### INSTRUCTIONS TO FOLLOW:
Using the records below, report how many lines hold "проводить", with no extra text.
┄┄┄┄┄┄
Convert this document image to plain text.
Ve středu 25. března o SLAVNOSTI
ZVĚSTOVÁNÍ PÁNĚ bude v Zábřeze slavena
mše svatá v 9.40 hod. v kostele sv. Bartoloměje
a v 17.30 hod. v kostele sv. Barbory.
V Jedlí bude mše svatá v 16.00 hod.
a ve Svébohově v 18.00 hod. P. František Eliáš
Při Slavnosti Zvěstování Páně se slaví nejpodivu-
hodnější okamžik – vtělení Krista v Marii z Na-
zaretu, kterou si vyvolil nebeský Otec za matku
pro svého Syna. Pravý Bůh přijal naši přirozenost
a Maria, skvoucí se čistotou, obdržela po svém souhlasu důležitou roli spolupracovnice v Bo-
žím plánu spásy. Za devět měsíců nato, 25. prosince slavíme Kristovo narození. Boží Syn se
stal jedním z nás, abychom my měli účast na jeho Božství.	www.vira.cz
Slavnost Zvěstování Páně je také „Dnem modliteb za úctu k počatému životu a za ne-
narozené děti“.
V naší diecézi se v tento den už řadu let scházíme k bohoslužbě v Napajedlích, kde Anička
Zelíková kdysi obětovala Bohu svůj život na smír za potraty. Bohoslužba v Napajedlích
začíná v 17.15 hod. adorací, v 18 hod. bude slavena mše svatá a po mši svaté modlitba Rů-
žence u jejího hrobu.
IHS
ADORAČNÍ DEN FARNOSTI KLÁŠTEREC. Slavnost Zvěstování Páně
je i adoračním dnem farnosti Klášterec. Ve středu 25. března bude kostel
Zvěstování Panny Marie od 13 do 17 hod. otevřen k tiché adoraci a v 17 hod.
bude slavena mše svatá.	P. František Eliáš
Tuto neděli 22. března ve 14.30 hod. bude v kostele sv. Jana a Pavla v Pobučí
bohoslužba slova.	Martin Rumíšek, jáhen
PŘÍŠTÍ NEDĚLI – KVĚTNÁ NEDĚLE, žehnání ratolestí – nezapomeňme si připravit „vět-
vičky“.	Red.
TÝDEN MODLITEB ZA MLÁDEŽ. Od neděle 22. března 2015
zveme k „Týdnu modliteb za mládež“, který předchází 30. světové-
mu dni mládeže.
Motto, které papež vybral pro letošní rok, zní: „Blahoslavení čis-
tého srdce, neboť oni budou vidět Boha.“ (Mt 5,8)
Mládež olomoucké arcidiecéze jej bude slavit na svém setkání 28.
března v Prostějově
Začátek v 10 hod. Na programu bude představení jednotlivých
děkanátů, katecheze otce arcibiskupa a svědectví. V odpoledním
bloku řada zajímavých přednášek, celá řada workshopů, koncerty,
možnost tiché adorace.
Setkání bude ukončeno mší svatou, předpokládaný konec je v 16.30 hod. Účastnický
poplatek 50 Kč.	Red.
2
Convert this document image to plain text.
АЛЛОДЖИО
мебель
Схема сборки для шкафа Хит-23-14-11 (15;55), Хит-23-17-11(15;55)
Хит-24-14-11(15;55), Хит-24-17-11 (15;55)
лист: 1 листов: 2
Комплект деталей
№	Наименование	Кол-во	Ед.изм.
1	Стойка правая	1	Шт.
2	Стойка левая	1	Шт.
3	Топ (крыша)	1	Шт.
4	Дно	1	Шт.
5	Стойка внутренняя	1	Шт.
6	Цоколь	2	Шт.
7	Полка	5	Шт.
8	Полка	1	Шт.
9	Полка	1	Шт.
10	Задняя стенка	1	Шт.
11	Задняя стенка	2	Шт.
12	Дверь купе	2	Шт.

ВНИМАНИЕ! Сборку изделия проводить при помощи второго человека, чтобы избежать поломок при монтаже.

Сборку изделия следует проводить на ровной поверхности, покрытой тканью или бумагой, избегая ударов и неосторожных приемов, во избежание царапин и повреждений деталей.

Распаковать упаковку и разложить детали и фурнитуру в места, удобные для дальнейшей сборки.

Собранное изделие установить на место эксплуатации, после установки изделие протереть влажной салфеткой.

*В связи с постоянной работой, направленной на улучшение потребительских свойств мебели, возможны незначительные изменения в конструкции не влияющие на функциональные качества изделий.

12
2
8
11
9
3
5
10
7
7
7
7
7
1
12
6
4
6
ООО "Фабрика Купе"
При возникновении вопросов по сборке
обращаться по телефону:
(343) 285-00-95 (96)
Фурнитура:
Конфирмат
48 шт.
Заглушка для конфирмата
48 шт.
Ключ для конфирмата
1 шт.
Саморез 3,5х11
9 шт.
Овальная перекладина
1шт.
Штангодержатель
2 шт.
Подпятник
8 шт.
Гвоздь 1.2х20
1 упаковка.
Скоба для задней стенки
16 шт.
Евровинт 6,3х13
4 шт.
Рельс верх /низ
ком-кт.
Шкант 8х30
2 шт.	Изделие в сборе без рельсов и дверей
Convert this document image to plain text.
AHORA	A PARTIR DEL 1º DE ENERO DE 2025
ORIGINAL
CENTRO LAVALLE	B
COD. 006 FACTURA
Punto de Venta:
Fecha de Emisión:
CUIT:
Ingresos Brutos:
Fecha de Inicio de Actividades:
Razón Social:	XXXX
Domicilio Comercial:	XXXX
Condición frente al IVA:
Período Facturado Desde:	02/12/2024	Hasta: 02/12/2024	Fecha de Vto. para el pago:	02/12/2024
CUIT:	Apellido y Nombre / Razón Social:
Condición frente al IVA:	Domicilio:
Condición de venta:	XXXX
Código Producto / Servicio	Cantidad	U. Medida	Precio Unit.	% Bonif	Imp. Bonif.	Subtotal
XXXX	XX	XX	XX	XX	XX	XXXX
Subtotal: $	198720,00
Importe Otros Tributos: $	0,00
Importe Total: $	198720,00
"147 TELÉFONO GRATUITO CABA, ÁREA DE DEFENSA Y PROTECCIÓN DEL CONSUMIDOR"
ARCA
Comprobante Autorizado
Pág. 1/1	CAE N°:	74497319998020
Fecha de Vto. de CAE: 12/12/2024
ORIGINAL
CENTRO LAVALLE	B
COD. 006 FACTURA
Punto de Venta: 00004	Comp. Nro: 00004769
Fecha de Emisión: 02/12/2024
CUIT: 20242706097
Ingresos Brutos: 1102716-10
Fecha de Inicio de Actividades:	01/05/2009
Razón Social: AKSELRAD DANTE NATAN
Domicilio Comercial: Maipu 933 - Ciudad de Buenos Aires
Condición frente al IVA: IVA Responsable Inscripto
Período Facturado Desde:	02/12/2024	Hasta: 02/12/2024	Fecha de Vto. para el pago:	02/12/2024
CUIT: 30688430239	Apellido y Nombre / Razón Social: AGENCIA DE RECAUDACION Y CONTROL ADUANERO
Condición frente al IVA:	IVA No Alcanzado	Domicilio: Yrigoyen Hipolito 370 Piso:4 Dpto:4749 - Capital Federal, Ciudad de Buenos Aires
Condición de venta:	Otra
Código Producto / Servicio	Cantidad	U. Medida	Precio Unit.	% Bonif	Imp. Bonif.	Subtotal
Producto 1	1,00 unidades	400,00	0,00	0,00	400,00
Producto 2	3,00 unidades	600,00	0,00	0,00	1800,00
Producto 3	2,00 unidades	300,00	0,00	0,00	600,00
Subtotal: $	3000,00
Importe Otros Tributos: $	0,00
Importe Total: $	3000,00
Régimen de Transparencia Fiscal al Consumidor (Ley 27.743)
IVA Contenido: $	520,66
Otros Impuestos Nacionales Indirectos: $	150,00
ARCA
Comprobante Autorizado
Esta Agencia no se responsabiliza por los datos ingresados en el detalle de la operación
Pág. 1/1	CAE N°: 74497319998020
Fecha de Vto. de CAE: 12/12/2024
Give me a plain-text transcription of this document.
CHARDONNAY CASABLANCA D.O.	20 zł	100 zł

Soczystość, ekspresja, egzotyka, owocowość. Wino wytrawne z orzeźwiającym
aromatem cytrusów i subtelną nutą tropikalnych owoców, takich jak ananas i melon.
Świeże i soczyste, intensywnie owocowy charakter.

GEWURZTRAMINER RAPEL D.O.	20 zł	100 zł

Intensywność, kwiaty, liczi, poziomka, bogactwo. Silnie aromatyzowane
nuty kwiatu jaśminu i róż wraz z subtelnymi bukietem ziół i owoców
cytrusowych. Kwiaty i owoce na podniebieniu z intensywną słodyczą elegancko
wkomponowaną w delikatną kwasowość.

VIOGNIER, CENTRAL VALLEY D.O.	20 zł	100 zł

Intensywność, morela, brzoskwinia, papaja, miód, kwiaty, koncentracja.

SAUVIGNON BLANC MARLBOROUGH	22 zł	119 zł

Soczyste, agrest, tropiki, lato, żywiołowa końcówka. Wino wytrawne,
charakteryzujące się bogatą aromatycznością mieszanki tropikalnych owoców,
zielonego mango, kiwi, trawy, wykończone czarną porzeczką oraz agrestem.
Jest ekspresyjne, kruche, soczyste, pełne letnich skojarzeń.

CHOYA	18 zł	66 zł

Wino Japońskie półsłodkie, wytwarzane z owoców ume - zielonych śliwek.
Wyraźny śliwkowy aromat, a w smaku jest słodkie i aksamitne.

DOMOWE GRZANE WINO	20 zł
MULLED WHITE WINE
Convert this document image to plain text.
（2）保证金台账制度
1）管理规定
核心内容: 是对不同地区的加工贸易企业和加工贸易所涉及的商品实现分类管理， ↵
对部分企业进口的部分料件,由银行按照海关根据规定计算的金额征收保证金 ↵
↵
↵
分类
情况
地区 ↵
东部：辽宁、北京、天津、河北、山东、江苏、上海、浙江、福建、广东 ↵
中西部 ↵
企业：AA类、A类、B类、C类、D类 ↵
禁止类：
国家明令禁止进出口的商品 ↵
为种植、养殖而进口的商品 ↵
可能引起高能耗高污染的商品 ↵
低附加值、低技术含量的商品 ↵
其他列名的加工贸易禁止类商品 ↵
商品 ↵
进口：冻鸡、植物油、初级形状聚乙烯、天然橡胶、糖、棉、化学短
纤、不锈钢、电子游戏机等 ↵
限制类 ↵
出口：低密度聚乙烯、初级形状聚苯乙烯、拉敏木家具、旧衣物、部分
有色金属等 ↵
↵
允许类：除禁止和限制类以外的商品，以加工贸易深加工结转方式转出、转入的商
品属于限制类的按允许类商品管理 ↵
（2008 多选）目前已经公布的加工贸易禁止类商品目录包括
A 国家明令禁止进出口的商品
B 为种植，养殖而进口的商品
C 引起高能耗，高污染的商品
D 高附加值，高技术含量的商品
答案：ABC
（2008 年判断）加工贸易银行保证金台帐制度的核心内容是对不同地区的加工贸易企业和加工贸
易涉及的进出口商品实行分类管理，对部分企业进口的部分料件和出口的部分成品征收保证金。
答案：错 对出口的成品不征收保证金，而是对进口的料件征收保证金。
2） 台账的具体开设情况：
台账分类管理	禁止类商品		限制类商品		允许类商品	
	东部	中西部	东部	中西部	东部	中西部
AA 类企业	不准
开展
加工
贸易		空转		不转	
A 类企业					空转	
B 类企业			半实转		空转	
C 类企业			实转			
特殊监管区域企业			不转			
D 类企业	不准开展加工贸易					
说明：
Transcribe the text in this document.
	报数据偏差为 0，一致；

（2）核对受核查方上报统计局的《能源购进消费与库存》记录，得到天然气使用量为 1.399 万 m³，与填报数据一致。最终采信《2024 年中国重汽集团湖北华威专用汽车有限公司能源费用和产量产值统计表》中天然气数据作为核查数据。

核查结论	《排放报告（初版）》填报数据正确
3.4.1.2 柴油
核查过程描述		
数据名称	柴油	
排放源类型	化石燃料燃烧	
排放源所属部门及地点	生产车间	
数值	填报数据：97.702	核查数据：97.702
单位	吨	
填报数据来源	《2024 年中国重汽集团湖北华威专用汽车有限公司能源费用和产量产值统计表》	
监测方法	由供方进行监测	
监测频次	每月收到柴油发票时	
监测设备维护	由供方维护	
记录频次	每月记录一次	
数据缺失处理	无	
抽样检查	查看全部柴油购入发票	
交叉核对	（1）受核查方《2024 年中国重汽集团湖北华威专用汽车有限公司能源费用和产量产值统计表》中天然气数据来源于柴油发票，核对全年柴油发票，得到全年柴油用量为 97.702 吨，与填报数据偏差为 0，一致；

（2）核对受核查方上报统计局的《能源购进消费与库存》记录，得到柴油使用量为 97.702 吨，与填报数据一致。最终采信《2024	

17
┄┄┄┄┄┄
### FINAL ANSWER:
2